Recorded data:
+ + +
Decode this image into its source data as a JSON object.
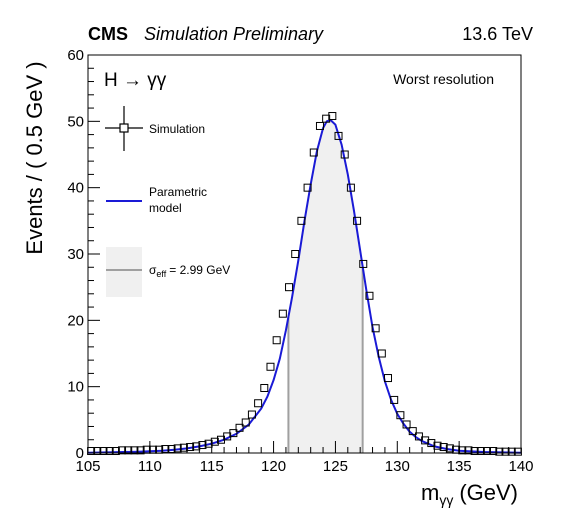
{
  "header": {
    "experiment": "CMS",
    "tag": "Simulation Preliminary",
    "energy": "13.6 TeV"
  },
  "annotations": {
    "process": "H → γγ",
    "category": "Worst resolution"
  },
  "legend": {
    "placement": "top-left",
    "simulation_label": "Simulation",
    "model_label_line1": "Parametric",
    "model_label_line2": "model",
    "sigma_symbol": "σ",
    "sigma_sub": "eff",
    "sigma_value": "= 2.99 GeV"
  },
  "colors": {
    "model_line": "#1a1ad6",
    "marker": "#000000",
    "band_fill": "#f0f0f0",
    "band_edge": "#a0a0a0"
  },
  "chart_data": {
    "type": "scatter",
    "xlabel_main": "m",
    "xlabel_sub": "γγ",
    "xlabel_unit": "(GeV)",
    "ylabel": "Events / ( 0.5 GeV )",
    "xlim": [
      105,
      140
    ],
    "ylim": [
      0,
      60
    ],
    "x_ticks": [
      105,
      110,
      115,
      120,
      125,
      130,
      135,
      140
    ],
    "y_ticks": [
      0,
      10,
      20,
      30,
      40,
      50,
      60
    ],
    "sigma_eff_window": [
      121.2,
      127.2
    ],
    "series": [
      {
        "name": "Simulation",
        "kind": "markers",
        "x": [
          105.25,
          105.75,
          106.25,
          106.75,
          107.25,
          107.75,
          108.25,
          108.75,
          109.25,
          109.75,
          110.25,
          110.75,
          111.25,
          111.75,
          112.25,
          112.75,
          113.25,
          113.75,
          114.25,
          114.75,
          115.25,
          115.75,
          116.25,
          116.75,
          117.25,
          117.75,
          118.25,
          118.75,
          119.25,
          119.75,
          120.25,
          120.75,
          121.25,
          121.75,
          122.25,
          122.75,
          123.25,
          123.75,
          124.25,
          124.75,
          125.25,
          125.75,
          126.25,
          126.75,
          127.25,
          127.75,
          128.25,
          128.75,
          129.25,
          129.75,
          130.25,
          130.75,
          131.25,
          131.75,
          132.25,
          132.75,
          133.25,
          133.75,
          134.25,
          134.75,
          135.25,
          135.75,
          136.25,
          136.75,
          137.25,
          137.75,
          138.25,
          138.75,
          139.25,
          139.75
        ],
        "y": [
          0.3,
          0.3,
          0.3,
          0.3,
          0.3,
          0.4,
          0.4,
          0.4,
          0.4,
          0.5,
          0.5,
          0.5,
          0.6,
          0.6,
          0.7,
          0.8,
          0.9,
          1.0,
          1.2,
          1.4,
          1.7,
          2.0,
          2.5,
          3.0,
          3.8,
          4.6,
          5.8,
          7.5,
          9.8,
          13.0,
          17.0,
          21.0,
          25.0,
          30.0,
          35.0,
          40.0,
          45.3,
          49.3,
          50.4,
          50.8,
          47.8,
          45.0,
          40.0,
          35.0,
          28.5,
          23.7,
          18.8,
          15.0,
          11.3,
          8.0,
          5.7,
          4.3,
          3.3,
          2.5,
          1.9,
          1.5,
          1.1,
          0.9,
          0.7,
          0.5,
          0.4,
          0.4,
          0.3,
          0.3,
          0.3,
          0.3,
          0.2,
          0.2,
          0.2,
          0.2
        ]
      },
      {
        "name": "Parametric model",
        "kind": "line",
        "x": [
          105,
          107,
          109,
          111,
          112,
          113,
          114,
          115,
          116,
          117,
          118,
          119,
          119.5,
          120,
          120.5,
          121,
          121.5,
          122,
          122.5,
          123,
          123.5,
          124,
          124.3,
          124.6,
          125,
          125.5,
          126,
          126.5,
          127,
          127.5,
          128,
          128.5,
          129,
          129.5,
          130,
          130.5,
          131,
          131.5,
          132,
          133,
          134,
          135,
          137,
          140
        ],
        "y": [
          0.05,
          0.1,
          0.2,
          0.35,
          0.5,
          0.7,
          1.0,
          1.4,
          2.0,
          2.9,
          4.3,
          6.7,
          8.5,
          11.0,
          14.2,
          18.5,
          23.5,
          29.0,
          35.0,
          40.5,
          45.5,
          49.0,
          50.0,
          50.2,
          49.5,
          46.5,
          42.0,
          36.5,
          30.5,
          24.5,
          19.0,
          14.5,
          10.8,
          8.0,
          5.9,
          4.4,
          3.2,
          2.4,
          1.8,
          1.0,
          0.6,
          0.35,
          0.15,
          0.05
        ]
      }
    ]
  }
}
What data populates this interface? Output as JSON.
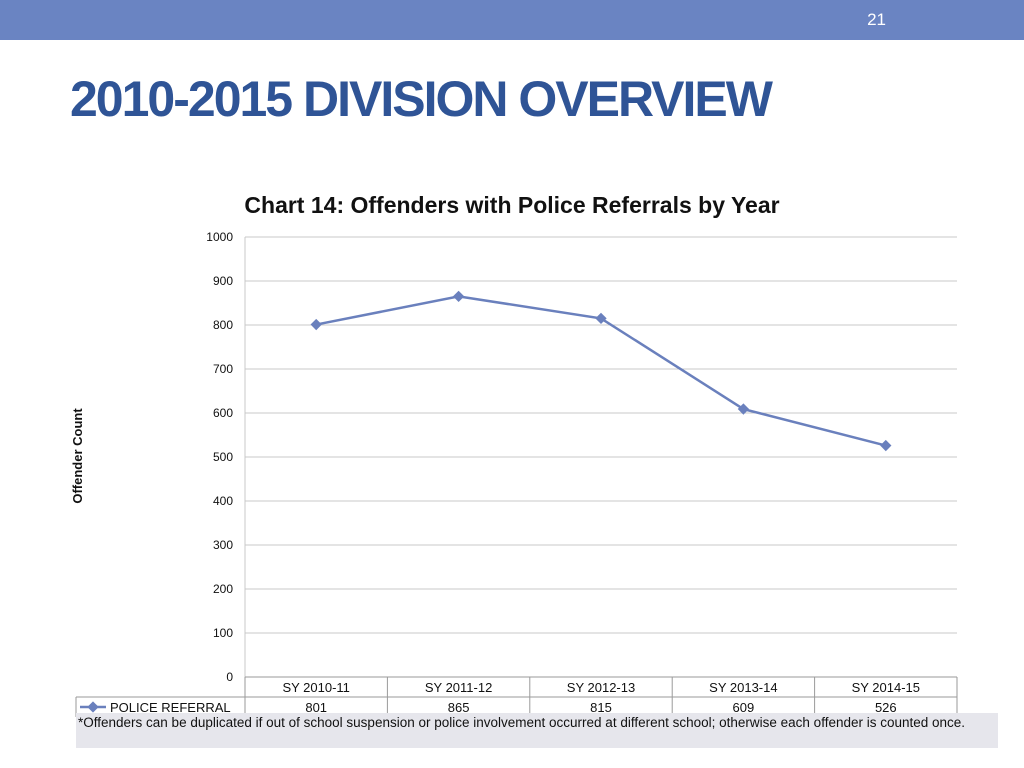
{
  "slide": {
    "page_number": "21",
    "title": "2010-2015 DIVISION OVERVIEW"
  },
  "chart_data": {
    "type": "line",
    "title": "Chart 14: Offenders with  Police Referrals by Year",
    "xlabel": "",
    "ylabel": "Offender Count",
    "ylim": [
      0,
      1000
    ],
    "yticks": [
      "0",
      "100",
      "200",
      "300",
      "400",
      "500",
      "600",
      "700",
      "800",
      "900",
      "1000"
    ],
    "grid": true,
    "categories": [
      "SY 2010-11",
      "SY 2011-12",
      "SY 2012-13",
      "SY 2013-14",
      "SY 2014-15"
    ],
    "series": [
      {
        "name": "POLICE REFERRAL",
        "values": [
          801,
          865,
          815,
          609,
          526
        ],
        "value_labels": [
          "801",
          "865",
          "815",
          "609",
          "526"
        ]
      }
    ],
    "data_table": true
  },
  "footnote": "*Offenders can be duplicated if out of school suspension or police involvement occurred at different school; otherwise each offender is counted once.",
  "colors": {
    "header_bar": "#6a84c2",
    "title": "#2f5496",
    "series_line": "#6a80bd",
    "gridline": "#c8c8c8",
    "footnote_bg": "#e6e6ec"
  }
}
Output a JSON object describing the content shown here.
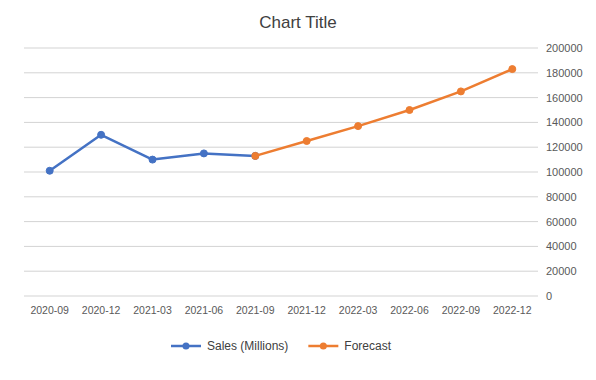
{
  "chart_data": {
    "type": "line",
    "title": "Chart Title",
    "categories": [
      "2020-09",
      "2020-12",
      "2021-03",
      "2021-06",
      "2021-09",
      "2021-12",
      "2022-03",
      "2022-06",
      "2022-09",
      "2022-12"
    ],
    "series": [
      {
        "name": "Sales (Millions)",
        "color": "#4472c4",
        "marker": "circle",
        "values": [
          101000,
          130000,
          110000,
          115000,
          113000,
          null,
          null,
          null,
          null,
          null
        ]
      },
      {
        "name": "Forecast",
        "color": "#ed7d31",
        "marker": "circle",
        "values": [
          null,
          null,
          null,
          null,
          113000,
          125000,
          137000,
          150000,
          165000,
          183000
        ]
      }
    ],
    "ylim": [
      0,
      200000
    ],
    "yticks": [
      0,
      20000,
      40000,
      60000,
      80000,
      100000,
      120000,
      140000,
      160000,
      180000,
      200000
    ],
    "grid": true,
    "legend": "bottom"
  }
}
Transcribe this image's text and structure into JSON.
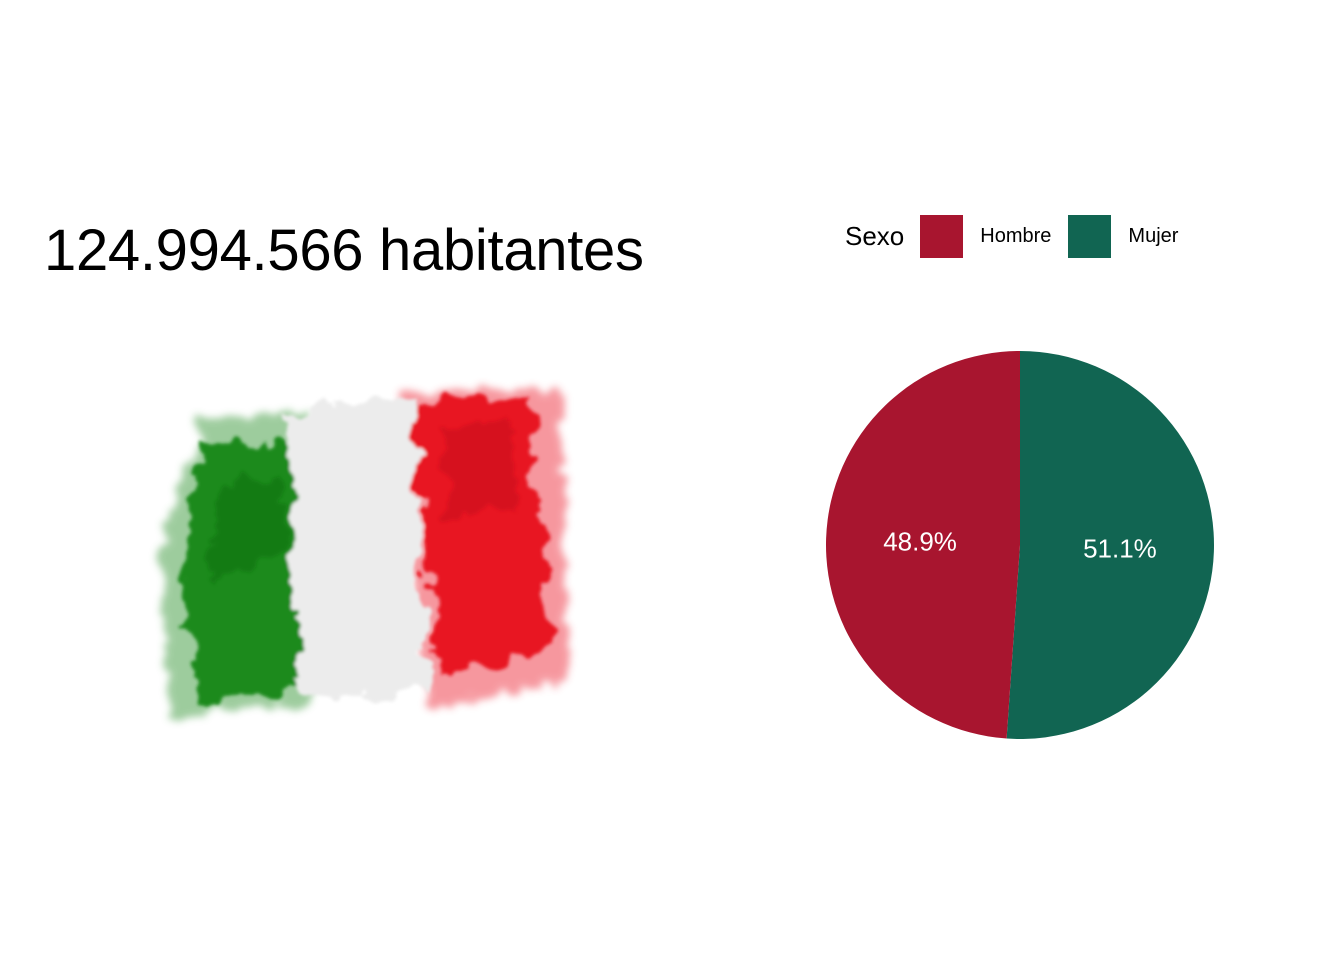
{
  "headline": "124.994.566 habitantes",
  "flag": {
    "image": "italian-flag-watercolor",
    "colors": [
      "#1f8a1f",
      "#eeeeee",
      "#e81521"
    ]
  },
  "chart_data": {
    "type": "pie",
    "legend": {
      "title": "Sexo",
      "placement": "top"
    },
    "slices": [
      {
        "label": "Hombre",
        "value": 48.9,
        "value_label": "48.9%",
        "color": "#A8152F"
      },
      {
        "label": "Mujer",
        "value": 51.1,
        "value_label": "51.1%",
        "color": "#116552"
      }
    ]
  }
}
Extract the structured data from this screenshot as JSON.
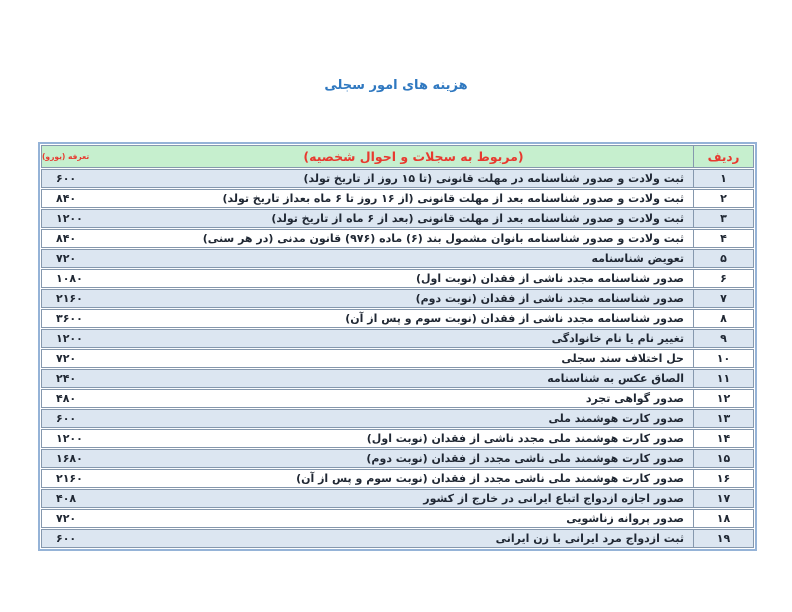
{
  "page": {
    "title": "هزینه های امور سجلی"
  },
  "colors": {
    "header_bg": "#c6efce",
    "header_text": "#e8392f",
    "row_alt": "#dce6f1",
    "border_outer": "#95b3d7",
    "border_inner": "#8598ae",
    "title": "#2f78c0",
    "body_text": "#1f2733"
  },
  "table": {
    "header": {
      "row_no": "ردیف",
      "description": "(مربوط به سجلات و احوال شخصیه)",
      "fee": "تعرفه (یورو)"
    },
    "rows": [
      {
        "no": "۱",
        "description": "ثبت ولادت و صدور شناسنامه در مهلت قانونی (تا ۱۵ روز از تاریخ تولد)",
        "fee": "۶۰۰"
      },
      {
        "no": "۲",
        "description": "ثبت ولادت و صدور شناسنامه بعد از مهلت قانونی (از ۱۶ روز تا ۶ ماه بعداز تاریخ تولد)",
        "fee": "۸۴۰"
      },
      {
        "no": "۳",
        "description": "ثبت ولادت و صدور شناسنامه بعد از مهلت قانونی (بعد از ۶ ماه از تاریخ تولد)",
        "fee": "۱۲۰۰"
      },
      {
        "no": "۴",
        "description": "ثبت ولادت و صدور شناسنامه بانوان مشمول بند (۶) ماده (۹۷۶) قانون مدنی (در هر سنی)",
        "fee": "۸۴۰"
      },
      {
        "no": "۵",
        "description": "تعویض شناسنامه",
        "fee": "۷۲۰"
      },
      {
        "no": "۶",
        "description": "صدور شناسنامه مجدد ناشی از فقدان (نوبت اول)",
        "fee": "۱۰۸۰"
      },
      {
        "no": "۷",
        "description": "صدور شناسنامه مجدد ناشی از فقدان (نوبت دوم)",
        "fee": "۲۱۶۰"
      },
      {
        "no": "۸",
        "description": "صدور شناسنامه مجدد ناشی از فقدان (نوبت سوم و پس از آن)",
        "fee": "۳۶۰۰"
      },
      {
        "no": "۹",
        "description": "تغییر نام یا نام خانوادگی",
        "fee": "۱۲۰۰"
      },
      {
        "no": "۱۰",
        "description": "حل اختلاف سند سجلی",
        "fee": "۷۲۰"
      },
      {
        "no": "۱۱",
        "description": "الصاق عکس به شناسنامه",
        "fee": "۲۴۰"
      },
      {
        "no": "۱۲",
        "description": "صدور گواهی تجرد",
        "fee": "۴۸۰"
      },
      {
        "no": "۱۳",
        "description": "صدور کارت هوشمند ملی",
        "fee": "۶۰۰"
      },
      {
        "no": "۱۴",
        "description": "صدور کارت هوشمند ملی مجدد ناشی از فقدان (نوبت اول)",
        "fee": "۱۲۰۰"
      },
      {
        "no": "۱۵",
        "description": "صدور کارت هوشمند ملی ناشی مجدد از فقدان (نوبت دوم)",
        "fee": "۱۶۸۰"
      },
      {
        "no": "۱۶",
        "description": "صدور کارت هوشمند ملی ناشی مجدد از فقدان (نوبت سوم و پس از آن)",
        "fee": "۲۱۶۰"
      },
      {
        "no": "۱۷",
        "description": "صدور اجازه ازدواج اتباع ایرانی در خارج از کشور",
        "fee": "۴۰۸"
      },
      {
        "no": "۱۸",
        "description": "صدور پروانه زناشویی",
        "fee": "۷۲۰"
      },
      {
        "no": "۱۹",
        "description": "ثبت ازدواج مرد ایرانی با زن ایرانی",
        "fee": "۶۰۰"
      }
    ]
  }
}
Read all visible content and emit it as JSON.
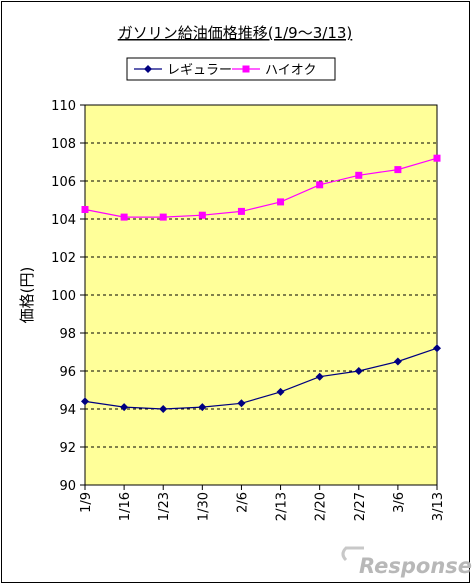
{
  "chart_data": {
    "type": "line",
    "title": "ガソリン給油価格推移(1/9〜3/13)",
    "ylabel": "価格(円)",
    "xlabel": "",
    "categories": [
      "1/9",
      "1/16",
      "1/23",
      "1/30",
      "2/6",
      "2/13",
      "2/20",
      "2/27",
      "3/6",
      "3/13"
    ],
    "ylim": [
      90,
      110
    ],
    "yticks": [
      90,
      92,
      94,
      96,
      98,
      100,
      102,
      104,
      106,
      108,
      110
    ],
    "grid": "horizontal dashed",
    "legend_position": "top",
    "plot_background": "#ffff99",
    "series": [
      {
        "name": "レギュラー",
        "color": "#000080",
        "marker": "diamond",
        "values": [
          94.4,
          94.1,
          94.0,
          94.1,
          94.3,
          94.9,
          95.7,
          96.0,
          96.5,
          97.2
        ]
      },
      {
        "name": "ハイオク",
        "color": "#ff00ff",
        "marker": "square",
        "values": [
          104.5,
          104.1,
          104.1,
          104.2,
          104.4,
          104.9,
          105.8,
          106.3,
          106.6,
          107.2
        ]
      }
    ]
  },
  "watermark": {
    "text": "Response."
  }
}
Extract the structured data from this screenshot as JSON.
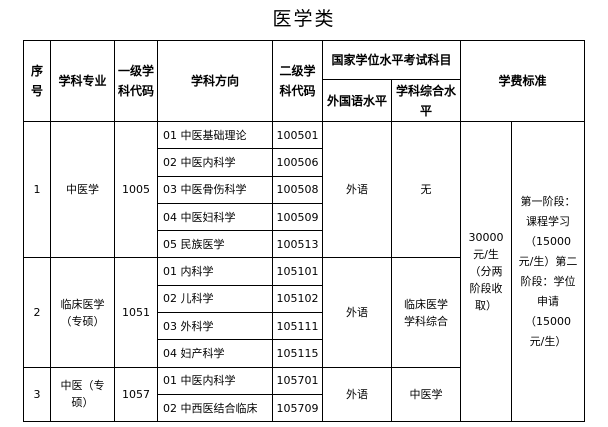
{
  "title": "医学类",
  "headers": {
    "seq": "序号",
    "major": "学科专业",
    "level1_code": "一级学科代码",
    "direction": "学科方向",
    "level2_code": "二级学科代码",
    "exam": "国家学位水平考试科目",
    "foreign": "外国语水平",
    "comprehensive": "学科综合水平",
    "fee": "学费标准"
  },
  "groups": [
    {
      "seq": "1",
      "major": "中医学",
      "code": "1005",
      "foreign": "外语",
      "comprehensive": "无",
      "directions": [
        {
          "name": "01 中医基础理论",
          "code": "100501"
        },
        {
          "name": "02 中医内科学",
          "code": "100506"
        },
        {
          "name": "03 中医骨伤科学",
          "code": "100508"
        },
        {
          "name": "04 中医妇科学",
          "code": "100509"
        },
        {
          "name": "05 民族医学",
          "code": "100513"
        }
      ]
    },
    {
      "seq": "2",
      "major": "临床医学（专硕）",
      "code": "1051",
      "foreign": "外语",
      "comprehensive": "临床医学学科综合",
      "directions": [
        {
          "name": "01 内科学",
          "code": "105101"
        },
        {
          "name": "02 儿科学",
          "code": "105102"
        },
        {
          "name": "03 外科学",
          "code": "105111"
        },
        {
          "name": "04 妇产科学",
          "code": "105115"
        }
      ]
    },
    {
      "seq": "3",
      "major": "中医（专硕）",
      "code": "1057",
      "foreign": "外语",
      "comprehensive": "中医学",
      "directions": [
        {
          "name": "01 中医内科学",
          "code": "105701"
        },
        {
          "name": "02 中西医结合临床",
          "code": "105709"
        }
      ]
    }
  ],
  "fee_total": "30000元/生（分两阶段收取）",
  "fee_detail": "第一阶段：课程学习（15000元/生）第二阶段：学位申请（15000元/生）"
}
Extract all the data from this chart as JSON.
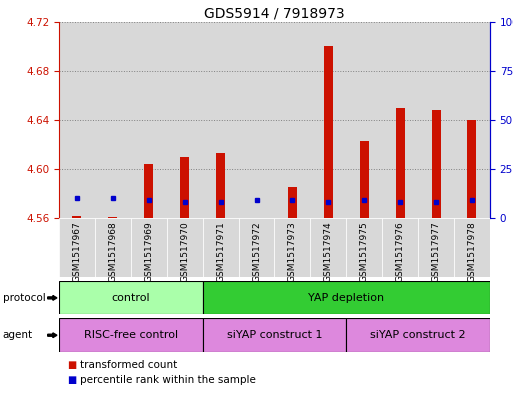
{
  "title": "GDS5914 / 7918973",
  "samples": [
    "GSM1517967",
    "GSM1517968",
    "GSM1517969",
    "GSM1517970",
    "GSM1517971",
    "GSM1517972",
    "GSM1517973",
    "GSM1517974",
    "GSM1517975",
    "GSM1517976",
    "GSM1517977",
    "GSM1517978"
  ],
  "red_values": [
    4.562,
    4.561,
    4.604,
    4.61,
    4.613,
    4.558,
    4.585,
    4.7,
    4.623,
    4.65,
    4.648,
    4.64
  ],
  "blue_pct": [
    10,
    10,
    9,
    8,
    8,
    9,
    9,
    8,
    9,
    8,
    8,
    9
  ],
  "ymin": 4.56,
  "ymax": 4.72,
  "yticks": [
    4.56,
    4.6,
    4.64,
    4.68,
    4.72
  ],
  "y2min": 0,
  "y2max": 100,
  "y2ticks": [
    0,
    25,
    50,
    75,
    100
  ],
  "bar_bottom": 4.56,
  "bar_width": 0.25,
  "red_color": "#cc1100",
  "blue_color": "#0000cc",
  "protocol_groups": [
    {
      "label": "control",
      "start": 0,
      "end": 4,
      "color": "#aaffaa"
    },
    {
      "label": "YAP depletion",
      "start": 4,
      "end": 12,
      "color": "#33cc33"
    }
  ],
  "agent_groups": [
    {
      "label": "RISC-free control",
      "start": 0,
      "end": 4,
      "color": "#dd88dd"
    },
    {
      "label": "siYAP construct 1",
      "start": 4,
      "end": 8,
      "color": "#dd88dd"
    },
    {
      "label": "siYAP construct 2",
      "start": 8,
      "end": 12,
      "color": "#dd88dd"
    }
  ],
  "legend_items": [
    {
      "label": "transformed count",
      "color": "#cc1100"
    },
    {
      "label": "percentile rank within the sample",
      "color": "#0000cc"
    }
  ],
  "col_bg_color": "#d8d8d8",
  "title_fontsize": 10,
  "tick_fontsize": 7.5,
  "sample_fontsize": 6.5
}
+ + +
→ **INSTRUCTION**
Scan the records above and report how many lines include the word "siYAP", without any other text.

→ **TASK OUTPUT**
2